### To do
Scan the entries for lines with the word "Total", then copy those lines.

★ ★ ★ ★ ★ ★ ★

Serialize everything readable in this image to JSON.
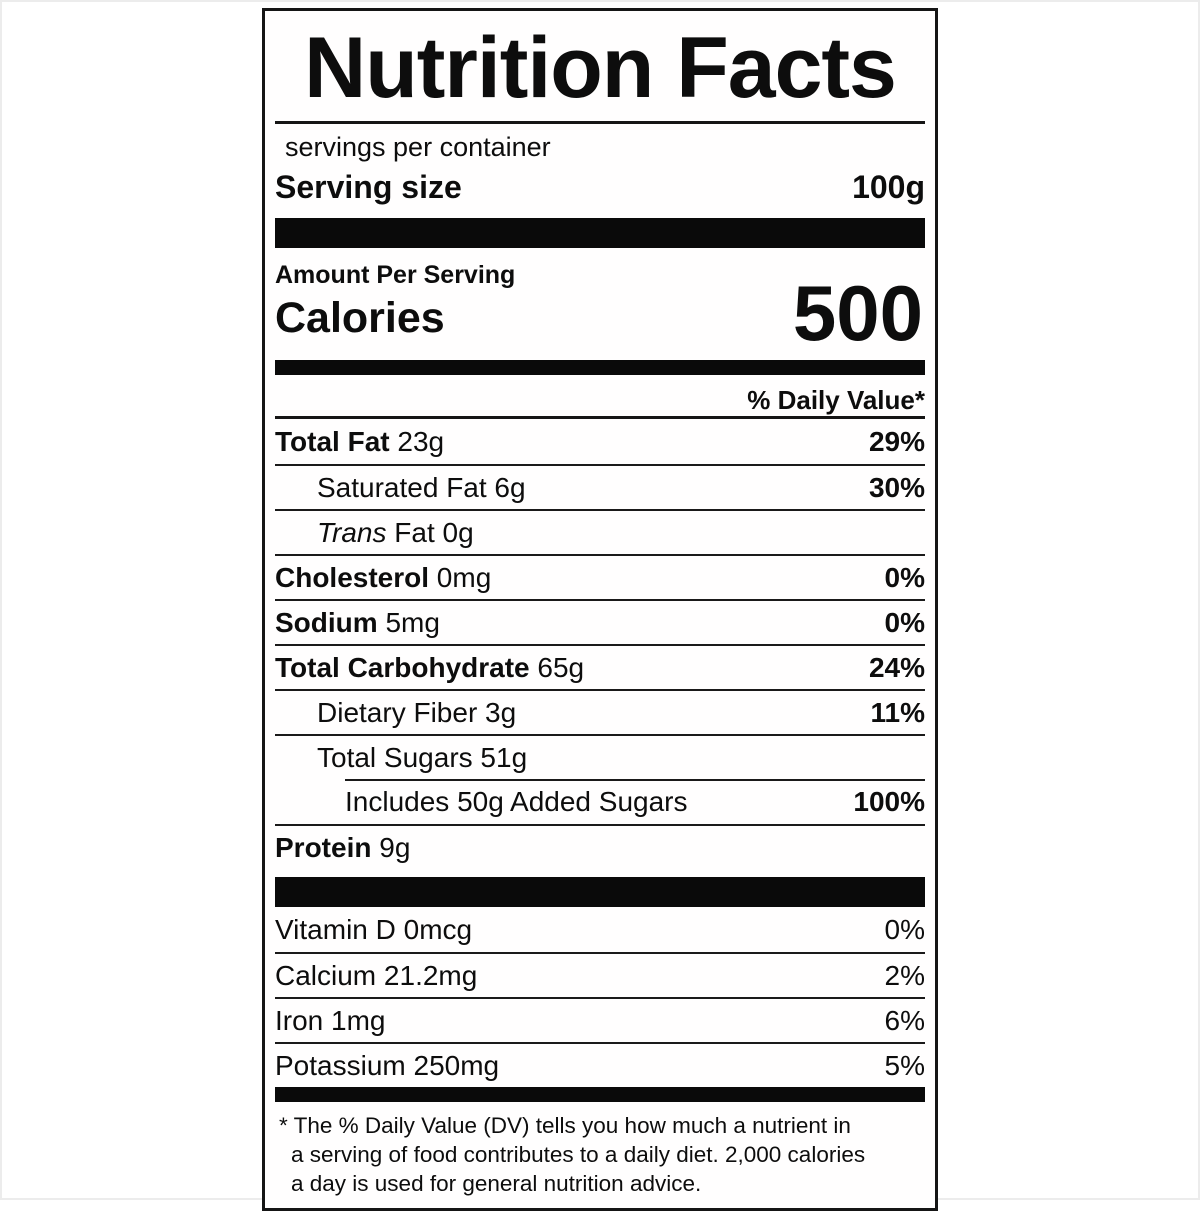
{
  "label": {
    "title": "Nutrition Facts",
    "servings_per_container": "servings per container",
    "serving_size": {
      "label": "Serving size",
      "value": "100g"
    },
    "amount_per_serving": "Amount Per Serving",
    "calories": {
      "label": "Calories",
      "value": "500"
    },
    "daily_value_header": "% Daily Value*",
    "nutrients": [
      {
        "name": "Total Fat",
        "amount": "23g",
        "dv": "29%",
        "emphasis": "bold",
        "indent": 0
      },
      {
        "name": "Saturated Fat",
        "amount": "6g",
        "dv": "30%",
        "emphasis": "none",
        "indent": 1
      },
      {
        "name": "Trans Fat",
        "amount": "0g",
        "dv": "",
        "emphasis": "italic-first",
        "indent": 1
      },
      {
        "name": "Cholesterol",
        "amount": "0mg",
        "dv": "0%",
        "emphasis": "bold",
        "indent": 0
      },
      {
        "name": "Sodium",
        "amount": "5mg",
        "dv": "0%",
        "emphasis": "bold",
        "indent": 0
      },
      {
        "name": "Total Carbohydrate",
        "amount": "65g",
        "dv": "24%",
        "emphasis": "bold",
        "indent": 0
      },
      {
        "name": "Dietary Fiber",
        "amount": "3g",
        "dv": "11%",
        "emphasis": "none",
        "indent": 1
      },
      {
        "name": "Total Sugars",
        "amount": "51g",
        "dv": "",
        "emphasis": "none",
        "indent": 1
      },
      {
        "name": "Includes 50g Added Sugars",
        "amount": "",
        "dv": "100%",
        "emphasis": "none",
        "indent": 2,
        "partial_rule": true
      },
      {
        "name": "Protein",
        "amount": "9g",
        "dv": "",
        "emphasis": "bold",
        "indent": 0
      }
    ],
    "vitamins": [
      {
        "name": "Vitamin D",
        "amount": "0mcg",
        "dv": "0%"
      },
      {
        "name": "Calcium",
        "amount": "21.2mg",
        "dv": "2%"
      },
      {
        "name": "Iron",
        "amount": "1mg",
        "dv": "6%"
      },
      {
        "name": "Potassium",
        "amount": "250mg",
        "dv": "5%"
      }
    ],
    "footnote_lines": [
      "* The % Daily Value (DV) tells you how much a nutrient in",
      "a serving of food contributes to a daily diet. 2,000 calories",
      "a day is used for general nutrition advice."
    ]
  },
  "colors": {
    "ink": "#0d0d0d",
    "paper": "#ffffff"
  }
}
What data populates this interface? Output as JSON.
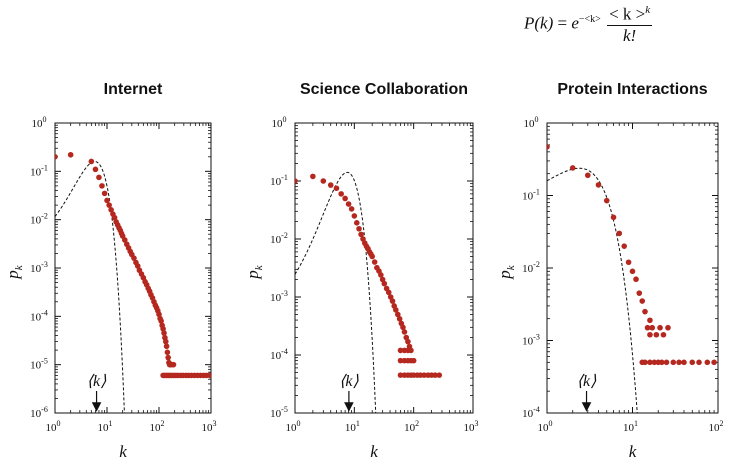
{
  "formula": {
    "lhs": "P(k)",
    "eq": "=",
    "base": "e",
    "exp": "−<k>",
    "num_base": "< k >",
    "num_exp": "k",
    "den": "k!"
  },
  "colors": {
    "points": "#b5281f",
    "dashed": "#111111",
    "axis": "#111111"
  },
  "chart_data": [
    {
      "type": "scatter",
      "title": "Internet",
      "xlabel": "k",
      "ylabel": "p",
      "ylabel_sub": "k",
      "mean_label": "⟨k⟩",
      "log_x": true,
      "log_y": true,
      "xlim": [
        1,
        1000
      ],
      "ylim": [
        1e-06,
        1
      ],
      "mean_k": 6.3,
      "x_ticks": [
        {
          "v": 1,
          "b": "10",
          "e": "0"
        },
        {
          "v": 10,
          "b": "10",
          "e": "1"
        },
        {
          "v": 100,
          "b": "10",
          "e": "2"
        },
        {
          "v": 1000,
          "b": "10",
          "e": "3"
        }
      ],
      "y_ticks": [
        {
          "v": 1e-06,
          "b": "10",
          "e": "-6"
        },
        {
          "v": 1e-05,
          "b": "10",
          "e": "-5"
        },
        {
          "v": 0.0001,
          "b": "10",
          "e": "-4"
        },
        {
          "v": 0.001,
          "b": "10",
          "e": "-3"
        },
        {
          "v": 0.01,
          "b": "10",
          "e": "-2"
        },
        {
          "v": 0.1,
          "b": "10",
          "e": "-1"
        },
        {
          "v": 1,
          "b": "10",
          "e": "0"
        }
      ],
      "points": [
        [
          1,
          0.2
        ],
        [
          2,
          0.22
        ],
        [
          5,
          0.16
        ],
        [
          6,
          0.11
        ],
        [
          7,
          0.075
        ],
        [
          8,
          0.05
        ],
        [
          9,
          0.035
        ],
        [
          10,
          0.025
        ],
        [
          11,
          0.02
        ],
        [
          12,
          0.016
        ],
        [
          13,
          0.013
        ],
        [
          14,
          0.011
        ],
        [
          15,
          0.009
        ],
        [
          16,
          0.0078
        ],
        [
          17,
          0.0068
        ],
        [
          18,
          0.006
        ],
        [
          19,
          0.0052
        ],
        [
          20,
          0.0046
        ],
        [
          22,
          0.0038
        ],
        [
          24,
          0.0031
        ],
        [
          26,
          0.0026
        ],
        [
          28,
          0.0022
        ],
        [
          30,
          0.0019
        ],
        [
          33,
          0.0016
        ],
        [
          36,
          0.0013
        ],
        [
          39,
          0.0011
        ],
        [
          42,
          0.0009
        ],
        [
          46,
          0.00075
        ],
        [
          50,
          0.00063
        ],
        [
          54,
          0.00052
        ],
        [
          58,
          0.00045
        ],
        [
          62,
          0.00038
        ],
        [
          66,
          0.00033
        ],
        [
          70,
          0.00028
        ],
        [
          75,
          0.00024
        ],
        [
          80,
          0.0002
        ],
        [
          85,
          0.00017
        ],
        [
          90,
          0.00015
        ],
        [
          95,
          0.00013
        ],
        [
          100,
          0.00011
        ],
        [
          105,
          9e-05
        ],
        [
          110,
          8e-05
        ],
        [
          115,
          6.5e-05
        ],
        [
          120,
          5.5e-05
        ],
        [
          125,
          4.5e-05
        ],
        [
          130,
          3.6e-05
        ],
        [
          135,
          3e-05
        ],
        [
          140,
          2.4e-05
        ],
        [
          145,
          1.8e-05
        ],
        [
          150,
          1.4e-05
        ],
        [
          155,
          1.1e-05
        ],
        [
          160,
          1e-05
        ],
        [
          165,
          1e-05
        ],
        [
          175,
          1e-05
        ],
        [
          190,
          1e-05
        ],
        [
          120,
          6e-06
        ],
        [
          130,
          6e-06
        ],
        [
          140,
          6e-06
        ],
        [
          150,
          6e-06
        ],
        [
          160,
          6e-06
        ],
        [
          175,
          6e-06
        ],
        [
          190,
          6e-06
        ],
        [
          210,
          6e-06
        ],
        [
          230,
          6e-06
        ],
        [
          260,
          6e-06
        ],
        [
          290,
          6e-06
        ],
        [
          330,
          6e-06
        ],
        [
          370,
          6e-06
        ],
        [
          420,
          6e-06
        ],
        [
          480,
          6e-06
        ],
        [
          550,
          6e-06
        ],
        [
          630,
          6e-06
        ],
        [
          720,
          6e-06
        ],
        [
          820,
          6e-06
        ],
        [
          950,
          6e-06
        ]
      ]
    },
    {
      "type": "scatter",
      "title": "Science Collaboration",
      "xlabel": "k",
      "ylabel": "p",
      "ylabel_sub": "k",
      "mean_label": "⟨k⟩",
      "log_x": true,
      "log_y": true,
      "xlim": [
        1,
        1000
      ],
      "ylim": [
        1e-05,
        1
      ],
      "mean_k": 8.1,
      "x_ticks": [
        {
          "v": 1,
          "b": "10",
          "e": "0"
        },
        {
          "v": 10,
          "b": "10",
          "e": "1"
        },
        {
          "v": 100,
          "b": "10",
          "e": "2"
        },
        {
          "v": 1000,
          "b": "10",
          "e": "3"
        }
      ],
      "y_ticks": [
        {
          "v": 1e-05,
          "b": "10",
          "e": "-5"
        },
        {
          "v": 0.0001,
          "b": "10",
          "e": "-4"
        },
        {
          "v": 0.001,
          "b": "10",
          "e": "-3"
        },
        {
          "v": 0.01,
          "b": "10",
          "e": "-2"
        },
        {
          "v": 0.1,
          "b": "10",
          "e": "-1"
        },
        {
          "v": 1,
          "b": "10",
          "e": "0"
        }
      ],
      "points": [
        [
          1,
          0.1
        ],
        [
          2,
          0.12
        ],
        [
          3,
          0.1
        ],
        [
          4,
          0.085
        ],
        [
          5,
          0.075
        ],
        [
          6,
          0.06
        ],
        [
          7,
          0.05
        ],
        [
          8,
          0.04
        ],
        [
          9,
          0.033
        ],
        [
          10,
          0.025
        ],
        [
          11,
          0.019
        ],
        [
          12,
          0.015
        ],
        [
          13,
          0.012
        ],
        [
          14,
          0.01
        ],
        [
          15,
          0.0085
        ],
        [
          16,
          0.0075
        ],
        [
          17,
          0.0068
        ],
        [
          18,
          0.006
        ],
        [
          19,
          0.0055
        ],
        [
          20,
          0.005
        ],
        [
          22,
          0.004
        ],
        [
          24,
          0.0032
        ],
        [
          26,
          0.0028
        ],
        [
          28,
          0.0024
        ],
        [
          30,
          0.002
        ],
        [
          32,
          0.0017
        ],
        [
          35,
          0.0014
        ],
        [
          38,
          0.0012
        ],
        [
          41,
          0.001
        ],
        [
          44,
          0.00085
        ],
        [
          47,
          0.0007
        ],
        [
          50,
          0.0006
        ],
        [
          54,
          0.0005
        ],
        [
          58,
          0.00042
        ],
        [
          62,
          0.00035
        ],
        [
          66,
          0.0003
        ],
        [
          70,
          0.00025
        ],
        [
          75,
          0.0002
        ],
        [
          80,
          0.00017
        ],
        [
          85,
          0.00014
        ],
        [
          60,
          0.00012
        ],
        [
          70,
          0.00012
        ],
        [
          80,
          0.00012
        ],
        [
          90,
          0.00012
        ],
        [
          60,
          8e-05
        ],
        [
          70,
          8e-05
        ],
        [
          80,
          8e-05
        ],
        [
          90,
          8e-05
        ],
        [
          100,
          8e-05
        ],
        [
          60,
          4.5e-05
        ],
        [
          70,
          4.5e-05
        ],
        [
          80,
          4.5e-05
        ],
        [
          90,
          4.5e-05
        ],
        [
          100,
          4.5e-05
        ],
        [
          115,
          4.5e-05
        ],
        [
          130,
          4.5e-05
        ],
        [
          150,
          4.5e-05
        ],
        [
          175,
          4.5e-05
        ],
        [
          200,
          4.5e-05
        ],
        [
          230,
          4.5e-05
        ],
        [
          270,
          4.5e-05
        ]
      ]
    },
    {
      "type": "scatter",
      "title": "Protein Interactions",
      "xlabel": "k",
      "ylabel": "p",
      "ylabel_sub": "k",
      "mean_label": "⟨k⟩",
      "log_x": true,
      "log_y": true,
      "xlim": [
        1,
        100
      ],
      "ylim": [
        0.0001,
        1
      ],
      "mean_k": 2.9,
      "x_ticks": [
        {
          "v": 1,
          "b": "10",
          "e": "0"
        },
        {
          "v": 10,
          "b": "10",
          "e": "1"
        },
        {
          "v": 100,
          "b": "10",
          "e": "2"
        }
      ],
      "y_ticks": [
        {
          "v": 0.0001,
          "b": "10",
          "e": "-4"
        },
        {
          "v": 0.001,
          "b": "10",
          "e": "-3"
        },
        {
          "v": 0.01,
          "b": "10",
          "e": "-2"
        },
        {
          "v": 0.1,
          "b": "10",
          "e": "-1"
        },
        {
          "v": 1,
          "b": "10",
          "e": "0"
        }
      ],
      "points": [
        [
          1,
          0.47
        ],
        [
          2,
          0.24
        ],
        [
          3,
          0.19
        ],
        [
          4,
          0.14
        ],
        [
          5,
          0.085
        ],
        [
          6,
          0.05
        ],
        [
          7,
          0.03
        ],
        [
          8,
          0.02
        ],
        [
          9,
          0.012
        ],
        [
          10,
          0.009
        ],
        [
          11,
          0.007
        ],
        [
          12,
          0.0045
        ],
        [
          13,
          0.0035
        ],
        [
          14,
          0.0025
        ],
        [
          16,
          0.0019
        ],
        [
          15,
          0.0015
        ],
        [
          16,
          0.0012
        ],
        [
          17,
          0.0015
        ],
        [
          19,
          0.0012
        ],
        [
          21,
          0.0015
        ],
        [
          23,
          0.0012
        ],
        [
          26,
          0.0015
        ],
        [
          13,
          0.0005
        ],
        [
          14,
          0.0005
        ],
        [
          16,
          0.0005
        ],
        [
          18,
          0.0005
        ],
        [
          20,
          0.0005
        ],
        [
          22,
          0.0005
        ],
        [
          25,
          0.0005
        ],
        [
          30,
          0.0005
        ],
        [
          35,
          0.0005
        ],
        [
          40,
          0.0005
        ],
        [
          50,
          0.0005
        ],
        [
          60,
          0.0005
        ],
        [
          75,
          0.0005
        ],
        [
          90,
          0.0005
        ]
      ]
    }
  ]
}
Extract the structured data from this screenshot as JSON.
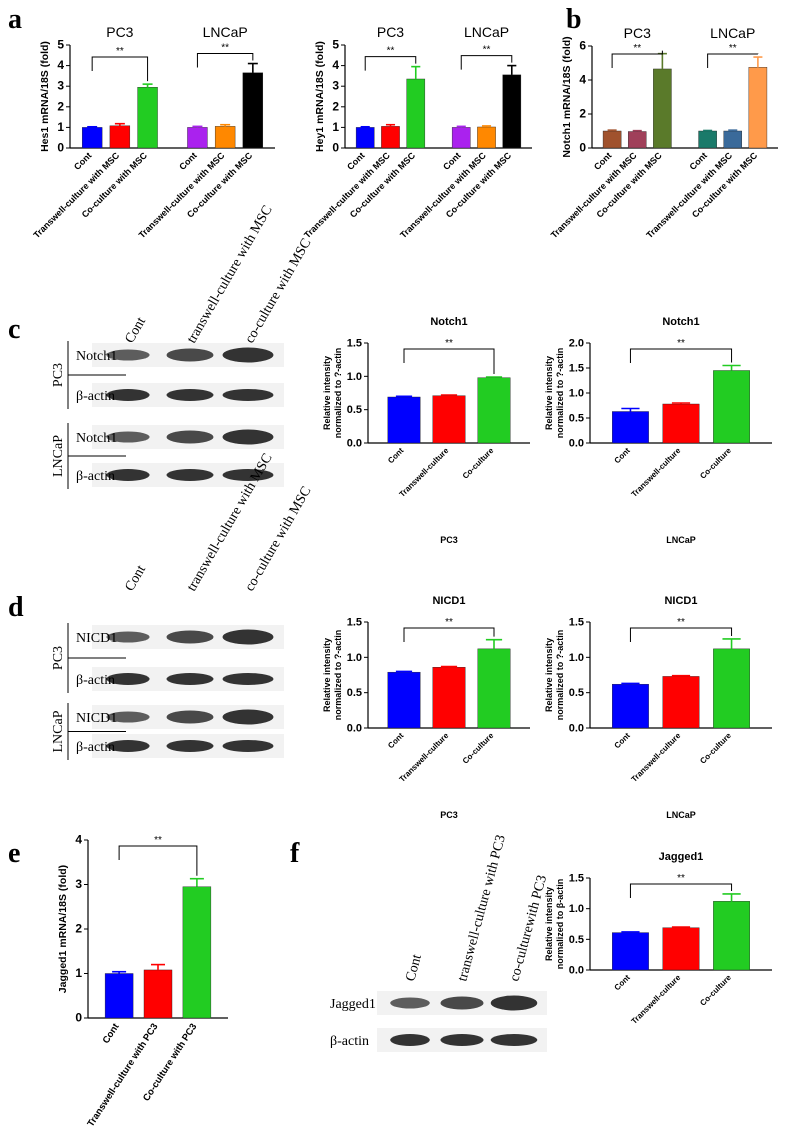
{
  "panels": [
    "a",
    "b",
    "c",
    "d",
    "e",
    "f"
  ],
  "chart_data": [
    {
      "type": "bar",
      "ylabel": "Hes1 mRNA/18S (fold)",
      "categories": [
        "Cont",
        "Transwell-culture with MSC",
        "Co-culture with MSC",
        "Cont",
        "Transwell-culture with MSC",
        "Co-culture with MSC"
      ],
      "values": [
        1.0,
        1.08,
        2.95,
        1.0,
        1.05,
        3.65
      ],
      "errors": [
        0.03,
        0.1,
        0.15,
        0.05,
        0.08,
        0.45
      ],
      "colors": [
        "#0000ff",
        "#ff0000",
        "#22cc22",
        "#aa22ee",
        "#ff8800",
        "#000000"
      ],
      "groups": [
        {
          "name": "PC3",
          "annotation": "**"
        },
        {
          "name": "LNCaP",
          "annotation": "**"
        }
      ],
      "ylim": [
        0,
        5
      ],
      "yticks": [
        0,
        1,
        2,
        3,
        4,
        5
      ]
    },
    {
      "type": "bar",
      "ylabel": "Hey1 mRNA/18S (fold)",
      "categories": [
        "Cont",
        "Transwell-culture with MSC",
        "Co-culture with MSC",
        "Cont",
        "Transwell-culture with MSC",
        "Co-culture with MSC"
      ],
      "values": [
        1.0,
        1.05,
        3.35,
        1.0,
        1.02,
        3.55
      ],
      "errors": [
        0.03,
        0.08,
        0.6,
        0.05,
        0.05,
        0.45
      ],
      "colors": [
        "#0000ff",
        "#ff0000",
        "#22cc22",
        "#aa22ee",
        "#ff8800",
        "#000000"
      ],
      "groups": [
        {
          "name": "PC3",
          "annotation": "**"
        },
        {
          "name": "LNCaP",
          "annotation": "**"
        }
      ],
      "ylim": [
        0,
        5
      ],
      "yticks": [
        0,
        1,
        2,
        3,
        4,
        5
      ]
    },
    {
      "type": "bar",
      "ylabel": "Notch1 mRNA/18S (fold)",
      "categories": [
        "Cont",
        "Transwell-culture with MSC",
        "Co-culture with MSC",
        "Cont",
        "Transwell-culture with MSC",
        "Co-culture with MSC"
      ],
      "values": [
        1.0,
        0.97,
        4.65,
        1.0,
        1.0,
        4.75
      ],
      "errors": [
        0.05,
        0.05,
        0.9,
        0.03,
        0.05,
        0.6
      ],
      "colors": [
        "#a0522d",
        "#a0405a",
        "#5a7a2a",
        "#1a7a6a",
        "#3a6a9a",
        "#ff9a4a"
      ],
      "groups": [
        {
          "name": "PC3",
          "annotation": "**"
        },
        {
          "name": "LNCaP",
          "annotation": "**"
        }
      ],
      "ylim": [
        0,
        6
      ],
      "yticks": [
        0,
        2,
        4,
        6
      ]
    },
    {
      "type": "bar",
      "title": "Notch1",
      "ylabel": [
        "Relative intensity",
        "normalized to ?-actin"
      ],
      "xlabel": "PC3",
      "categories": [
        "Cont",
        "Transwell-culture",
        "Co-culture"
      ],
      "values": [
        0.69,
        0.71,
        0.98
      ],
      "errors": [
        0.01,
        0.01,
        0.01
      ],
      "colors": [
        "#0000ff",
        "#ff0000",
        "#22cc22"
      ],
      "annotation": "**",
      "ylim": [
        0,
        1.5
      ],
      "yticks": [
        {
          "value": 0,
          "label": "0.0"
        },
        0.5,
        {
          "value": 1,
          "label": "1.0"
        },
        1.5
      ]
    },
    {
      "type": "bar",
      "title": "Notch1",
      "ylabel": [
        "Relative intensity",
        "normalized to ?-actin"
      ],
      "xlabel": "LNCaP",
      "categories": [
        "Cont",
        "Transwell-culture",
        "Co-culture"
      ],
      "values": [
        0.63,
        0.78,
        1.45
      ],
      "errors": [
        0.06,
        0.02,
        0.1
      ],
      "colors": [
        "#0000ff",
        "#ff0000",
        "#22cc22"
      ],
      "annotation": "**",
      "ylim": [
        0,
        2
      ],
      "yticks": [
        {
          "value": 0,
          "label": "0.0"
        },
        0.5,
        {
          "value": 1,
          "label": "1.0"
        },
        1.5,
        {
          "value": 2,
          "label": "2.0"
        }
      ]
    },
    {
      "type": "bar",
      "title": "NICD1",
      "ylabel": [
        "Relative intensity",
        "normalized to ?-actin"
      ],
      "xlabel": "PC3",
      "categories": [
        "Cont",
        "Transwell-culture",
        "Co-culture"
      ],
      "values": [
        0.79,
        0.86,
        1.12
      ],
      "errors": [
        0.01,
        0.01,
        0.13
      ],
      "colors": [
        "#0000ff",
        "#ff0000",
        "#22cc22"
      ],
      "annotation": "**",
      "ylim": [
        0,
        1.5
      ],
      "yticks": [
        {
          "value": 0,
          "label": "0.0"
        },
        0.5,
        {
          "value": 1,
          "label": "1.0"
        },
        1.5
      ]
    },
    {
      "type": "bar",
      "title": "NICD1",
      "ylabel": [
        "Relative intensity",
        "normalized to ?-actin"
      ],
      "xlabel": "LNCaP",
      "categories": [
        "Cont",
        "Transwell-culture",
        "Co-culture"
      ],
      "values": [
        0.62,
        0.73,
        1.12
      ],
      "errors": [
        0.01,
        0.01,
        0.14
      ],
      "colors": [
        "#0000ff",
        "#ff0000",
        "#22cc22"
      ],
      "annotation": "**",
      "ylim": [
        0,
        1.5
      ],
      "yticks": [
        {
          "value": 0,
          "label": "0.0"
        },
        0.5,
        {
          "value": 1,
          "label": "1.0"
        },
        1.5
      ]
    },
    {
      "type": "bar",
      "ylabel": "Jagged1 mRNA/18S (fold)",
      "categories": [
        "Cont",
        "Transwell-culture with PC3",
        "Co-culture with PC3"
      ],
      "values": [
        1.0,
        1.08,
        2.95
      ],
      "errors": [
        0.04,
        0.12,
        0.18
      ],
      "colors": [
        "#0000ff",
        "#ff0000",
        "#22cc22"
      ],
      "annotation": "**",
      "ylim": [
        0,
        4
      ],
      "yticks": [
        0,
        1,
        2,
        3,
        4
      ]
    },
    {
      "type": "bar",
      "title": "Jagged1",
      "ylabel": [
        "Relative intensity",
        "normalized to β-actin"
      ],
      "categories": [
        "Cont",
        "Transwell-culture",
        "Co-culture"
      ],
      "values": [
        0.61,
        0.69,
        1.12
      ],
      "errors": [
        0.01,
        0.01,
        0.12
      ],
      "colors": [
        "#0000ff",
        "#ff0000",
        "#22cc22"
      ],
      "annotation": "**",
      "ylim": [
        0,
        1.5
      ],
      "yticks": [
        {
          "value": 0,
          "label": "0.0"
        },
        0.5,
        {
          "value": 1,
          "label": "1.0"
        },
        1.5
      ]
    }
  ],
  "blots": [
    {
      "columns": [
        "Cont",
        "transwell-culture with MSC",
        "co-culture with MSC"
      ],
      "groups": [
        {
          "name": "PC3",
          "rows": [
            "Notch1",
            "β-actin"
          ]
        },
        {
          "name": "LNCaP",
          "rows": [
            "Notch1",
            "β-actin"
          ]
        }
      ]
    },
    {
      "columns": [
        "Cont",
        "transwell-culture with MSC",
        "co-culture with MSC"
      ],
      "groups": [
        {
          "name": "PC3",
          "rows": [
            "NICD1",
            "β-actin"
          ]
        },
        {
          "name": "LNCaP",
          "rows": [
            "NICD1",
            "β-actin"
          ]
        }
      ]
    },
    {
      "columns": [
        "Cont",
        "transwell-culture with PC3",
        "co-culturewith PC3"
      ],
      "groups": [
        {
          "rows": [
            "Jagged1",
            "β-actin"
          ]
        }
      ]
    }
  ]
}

★ ★ ★ ★ ★ ★ ★

### Solution below
        "name": "Total Fat",
        "name": "Total Carbohydrate",
        "name": "Total Sugars",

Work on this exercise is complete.